Dataset records
▬▬▬

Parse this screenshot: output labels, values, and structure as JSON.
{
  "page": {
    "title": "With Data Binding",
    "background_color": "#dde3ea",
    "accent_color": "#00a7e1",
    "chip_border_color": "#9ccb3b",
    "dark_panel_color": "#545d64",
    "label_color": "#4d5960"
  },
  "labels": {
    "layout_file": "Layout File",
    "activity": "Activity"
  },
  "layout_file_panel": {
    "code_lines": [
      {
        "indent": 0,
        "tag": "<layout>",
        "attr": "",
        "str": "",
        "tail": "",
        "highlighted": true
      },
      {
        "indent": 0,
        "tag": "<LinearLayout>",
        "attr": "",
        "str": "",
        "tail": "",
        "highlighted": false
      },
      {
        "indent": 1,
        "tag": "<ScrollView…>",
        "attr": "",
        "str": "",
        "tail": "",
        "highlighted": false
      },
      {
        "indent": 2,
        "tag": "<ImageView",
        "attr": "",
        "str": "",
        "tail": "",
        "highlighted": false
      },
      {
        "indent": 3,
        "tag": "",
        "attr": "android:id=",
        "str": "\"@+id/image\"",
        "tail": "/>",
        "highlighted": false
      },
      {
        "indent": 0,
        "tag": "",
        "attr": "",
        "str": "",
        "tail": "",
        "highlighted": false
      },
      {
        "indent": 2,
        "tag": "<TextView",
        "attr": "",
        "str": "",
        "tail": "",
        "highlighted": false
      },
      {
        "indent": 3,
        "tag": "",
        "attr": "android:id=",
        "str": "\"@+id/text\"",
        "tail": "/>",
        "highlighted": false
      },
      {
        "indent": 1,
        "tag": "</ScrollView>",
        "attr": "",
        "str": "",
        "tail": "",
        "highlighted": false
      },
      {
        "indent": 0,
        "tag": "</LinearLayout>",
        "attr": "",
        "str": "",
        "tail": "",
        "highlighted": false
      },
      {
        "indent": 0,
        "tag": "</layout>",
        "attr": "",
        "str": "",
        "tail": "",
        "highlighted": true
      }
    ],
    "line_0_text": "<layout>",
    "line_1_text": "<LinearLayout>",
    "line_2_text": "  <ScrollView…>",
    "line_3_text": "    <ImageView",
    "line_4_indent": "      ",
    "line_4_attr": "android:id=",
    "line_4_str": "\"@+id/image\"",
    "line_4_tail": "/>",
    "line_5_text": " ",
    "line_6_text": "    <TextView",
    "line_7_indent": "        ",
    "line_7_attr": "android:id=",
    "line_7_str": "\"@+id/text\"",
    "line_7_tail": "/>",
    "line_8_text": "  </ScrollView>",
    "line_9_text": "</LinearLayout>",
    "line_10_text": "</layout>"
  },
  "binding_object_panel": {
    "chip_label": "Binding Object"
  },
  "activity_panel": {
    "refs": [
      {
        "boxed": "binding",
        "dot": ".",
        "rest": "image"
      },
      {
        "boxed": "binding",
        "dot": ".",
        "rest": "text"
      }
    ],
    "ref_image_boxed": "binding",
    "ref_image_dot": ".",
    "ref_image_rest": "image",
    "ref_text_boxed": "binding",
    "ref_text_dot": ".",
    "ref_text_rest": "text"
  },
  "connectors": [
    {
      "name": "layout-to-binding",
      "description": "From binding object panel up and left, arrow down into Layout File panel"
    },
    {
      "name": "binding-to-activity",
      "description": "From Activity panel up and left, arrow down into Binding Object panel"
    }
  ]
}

▬▬▬

> **TASK DIRECTIONS**: Reply with the number of lines in the material above that contain "arrow", and nothing more.

> **WRITTEN REPLY**: 2